When closer looks are taken Christianity and Islam share very very little.  Can't say they share nothing, but pretty close to it.

Hoping to shed more light than heat..

Aaron Blumer's picture

EditorAdmin

There are some shared beliefs, but I agree that when you put them in their context... they are less shared than they may seem.  But at 30,000 feet, so to speak, you have things like 

  • one God
  • the one God is in charge
  • the one God communicates with mankind through prophets
  • the one God defines right and wrong for all of us
  • the one God ought to  be worshiped

I don't remember now where they are on creation but probably the one God is seen as the creator.

Beyond that, you have a few basic moral/ethical ideas that quite a few religions have in common. So the mainline groups that have gone mostly to moralism (with lots of political progressivism) as their religion would tend to see a whole lot more in common w/ every religion, including Islam in it's kinder gentler forms.

But you don't have the same concept of fallenness or salvation at all in Islam. You can almost classify world religions into

  • salvation achieved through good works
  • salvation received through repentant faith
  • "Salvation? Who needs salvation?"

In that taxonomy, Islam is another of the category 1 religions.

#### What you will do:
Reproduce the comment on Christianity and Islam between "But you don't" and "category 1 religions.", inclusive, swapping "taxonomy" for "classification".

#### Information shown:
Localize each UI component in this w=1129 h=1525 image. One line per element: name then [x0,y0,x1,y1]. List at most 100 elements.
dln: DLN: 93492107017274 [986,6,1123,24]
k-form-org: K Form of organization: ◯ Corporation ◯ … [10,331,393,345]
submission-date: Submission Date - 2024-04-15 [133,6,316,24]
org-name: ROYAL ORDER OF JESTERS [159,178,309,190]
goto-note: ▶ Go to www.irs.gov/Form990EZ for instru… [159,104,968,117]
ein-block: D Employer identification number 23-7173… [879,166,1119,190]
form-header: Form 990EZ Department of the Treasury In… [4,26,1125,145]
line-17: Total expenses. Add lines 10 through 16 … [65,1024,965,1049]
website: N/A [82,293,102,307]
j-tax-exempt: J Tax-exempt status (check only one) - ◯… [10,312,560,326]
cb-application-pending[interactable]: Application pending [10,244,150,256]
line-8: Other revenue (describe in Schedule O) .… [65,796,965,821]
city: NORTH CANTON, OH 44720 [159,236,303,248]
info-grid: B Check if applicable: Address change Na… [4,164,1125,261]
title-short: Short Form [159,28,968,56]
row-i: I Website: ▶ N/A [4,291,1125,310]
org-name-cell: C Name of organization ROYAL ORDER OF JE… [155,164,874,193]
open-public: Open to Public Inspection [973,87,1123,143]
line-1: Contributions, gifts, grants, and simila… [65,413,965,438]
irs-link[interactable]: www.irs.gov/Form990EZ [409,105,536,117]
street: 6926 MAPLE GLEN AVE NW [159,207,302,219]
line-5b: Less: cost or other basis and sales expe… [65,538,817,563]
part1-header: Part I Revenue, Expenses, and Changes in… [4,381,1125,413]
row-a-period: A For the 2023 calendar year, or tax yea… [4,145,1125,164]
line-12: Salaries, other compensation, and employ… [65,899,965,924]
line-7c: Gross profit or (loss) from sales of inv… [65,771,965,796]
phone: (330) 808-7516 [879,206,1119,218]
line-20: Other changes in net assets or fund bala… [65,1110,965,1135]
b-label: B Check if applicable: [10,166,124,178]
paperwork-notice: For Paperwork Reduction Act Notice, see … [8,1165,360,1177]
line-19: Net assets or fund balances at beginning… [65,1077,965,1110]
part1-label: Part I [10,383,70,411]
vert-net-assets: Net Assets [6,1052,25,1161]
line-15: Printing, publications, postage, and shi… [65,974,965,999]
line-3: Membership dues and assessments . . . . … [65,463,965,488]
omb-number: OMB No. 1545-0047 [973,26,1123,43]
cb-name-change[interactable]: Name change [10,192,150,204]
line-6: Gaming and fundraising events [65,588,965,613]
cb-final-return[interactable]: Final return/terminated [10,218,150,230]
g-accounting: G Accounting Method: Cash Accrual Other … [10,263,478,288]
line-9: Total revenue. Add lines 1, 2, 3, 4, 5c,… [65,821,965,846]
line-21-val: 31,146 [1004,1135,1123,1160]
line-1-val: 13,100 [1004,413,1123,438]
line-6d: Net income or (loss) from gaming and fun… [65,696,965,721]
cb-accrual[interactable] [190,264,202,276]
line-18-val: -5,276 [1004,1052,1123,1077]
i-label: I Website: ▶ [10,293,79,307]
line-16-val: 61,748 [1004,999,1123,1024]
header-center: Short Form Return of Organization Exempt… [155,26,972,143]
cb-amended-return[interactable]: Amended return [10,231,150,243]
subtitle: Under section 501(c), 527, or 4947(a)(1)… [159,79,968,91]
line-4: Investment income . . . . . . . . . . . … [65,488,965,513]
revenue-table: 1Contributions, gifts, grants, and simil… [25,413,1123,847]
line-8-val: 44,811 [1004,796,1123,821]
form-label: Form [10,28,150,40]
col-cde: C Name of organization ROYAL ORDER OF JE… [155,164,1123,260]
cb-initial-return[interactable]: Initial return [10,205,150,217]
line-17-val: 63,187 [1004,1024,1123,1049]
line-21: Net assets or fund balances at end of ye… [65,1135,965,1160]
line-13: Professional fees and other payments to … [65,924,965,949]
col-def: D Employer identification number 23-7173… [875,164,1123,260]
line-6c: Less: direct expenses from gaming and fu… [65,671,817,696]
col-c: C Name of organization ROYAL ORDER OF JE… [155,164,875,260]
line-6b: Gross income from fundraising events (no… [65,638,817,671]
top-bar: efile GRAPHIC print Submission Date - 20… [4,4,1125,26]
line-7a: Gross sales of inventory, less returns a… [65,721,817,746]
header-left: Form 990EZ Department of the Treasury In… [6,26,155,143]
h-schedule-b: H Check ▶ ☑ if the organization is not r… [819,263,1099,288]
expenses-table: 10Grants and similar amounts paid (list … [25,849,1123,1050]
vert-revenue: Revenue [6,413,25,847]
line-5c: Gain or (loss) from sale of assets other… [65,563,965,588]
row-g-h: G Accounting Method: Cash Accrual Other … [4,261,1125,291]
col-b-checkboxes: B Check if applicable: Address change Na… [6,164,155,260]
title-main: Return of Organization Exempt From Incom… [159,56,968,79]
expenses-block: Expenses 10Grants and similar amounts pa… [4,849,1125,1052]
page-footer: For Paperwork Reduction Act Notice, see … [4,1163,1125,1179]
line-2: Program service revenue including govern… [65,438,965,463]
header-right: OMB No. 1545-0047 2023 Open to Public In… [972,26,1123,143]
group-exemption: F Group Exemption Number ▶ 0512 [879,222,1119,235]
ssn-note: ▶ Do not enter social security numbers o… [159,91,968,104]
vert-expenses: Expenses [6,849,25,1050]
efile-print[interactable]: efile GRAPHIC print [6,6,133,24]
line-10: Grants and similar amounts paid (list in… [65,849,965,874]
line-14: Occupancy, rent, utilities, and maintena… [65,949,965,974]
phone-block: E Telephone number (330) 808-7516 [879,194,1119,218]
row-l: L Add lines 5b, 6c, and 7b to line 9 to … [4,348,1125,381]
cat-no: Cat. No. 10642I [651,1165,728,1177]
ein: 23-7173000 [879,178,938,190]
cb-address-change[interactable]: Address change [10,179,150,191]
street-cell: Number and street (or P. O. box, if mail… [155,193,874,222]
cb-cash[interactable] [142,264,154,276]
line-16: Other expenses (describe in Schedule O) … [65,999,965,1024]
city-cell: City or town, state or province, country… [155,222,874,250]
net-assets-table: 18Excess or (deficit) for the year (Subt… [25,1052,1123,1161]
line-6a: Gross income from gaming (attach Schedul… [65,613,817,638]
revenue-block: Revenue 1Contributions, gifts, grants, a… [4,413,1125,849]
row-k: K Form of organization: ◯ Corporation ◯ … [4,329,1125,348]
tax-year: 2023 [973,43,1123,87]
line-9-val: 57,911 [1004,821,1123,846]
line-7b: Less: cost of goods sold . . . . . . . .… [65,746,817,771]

#### Reply:
But you don't have the same concept of fallenness or salvation at all in Islam. You can almost classify world religions into

  • salvation achieved through good works
  • salvation received through repentant faith
  • "Salvation? Who needs salvation?"

In that classification, Islam is another of the category 1 religions.